Set exercise: Copy out each line that has "donde" in it.
= = =
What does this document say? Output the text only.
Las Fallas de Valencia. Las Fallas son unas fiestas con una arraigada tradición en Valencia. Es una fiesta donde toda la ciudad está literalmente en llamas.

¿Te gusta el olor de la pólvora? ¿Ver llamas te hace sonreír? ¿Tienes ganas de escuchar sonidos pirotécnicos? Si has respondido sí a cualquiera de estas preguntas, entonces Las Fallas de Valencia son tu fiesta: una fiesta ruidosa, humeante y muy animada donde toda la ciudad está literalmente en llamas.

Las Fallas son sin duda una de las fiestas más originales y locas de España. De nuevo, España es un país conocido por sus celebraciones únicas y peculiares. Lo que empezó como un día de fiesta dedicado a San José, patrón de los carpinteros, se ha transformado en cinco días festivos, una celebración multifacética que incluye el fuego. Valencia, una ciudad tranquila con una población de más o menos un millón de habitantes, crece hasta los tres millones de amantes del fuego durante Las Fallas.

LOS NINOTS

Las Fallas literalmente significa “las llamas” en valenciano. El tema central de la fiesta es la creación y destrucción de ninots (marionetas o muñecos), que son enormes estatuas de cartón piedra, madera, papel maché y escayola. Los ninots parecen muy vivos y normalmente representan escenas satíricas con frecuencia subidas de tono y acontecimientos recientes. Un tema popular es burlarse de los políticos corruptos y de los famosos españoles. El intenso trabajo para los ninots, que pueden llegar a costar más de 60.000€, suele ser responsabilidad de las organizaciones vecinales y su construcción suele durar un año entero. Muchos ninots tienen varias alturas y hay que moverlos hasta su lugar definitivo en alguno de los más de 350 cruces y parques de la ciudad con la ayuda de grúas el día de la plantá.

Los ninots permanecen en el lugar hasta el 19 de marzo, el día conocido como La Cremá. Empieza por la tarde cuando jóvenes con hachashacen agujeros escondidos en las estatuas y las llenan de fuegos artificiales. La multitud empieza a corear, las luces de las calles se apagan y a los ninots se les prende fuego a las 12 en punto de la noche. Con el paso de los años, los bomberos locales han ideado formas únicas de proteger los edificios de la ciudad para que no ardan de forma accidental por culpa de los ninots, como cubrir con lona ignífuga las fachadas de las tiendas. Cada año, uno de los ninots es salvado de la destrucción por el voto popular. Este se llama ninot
= = =
Answer for the task:
Las Fallas de Valencia. Las Fallas son unas fiestas con una arraigada tradición en Valencia. Es una fiesta donde toda la ciudad está literalmente en llamas.
¿Te gusta el olor de la pólvora? ¿Ver llamas te hace sonreír? ¿Tienes ganas de escuchar sonidos pirotécnicos? Si has respondido sí a cualquiera de estas preguntas, entonces Las Fallas de Valencia son tu fiesta: una fiesta ruidosa, humeante y muy animada donde toda la ciudad está literalmente en llamas.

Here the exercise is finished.